▶ _To be done_
Transcribe the data in full and exactly, omitting any pictures.

===============

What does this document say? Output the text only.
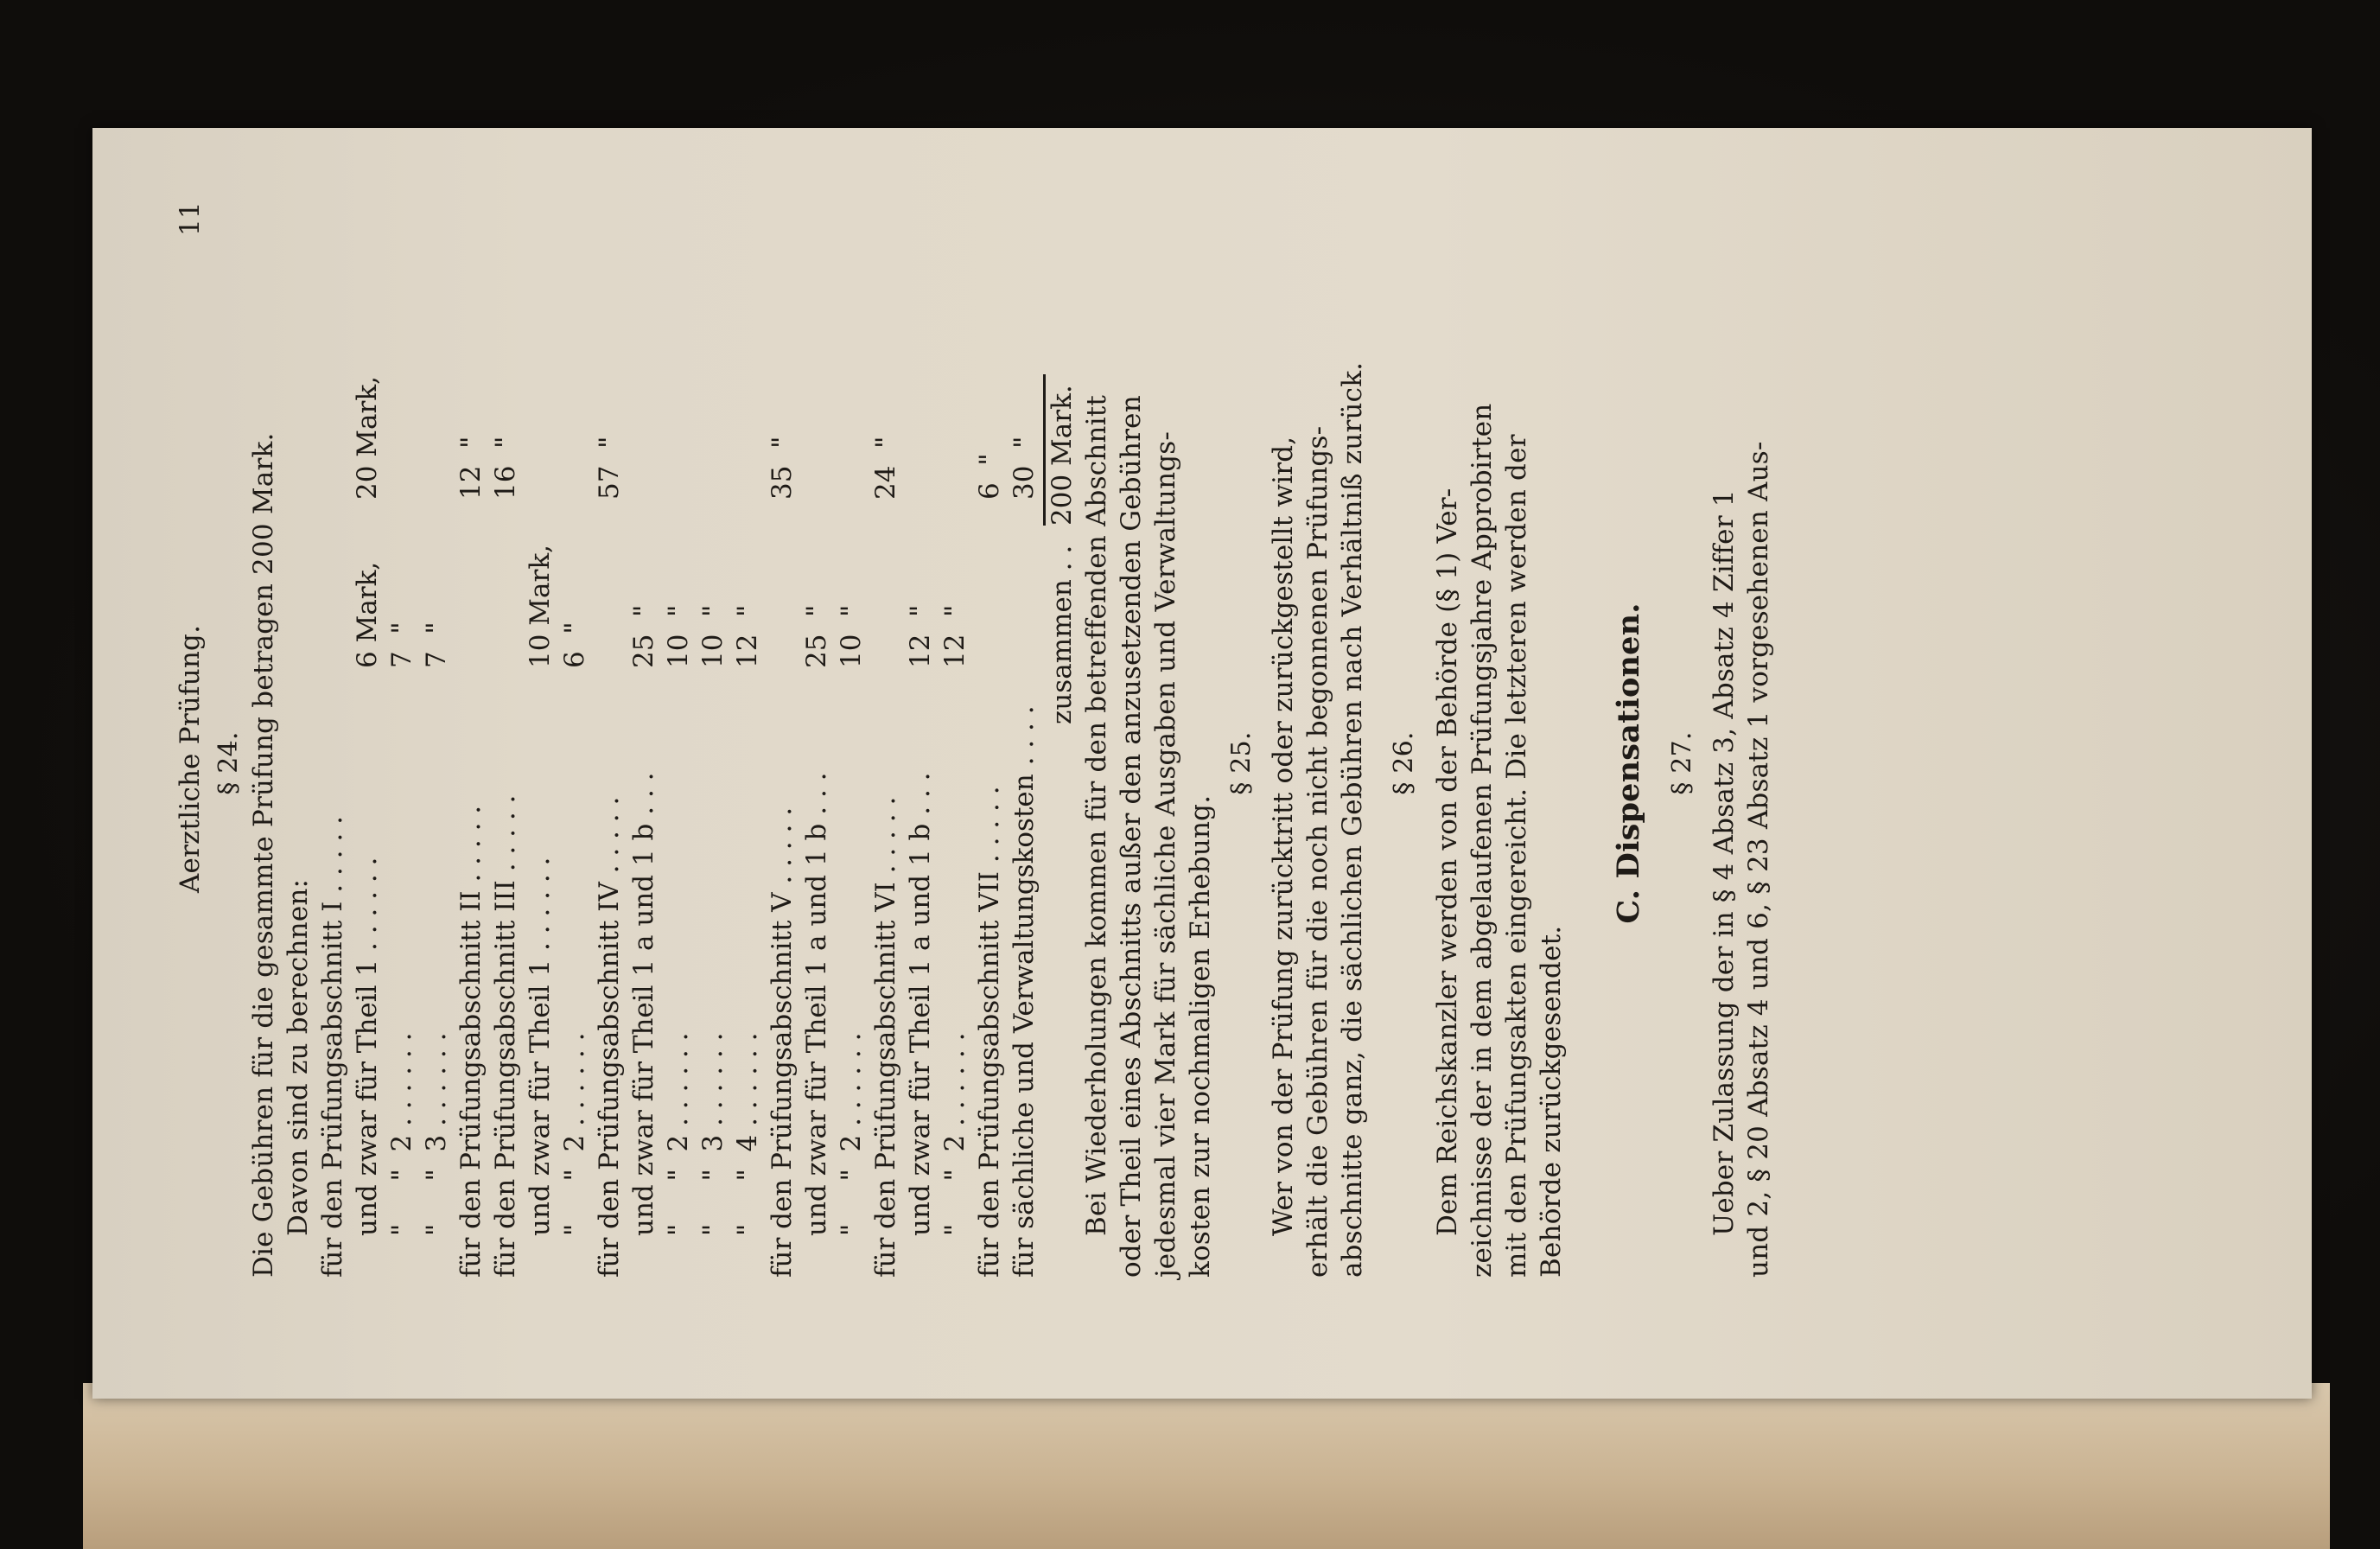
Aerztliche Prüfung.
11
§ 24. Die Gebühren für die gesammte Prüfung betragen 200 Mark. Davon sind zu berechnen: für den Prüfungsabschnitt I . . . . . und zwar für Theil 1 . . . . . .
6 Mark,
20 Mark,
"     "  2 . . . . . .
7  "
"     "  3 . . . . . .
7  "
für den Prüfungsabschnitt II . . . . .
12  "
für den Prüfungsabschnitt III . . . . .
16  "
und zwar für Theil 1 . . . . . .
10 Mark,
"     "  2 . . . . . .
6  "
für den Prüfungsabschnitt IV . . . . .
57  "
und zwar für Theil 1 a und 1 b . . .
25  "
"     "  2 . . . . . .
10  "
"     "  3 . . . . . .
10  "
"     "  4 . . . . . .
12  "
für den Prüfungsabschnitt V . . . . .
35  "
und zwar für Theil 1 a und 1 b . . .
25  "
"     "  2 . . . . . .
10  "
für den Prüfungsabschnitt VI . . . . .
24  "
und zwar für Theil 1 a und 1 b . . .
12  "
"     "  2 . . . . . .
12  "
für den Prüfungsabschnitt VII . . . . .
6  "
für sächliche und Verwaltungskosten . . . .
30  "
zusammen . .
200 Mark. Bei Wiederholungen kommen für den betreffenden Abschnitt oder Theil eines Abschnitts außer den anzusetzenden Gebühren jedesmal vier Mark für sächliche Ausgaben und Verwaltungs- kosten zur nochmaligen Erhebung.
§ 25. Wer von der Prüfung zurücktritt oder zurückgestellt wird, erhält die Gebühren für die noch nicht begonnenen Prüfungs- abschnitte ganz, die sächlichen Gebühren nach Verhältniß zurück. § 26. Dem Reichskanzler werden von der Behörde (§ 1) Ver- zeichnisse der in dem abgelaufenen Prüfungsjahre Approbirten mit den Prüfungsakten eingereicht. Die letzteren werden der Behörde zurückgesendet.
C. Dispensationen. § 27. Ueber Zulassung der in § 4 Absatz 3, Absatz 4 Ziffer 1 und 2, § 20 Absatz 4 und 6, § 23 Absatz 1 vorgesehenen Aus-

===============

▶ _Solution_
What does this document say? Output the text only.
Aerztliche Prüfung.
11
§ 24. Die Gebühren für die gesammte Prüfung betragen 200 Mark. Davon sind zu berechnen: für den Prüfungsabschnitt I . . . . . und zwar für Theil 1 . . . . . .
6 Mark,
20 Mark,
"     "  2 . . . . . .
7  "
"     "  3 . . . . . .
7  "
für den Prüfungsabschnitt II . . . . .
12  "
für den Prüfungsabschnitt III . . . . .
16  "
und zwar für Theil 1 . . . . . .
10 Mark,
"     "  2 . . . . . .
6  "
für den Prüfungsabschnitt IV . . . . .
57  "
und zwar für Theil 1 a und 1 b . . .
25  "
"     "  2 . . . . . .
10  "
"     "  3 . . . . . .
10  "
"     "  4 . . . . . .
12  "
für den Prüfungsabschnitt V . . . . .
35  "
und zwar für Theil 1 a und 1 b . . .
25  "
"     "  2 . . . . . .
10  "
für den Prüfungsabschnitt VI . . . . .
24  "
und zwar für Theil 1 a und 1 b . . .
12  "
"     "  2 . . . . . .
12  "
für den Prüfungsabschnitt VII . . . . .
6  "
für sächliche und Verwaltungskosten . . . .
30  "
zusammen . .
200 Mark. Bei Wiederholungen kommen für den betreffenden Abschnitt oder Theil eines Abschnitts außer den anzusetzenden Gebühren jedesmal vier Mark für sächliche Ausgaben und Verwaltungs- kosten zur nochmaligen Erhebung.
§ 25. Wer von der Prüfung zurücktritt oder zurückgestellt wird, erhält die Gebühren für die noch nicht begonnenen Prüfungs- abschnitte ganz, die sächlichen Gebühren nach Verhältniß zurück. § 26. Dem Reichskanzler werden von der Behörde (§ 1) Ver- zeichnisse der in dem abgelaufenen Prüfungsjahre Approbirten mit den Prüfungsakten eingereicht. Die letzteren werden der Behörde zurückgesendet.
C. Dispensationen. § 27. Ueber Zulassung der in § 4 Absatz 3, Absatz 4 Ziffer 1 und 2, § 20 Absatz 4 und 6, § 23 Absatz 1 vorgesehenen Aus-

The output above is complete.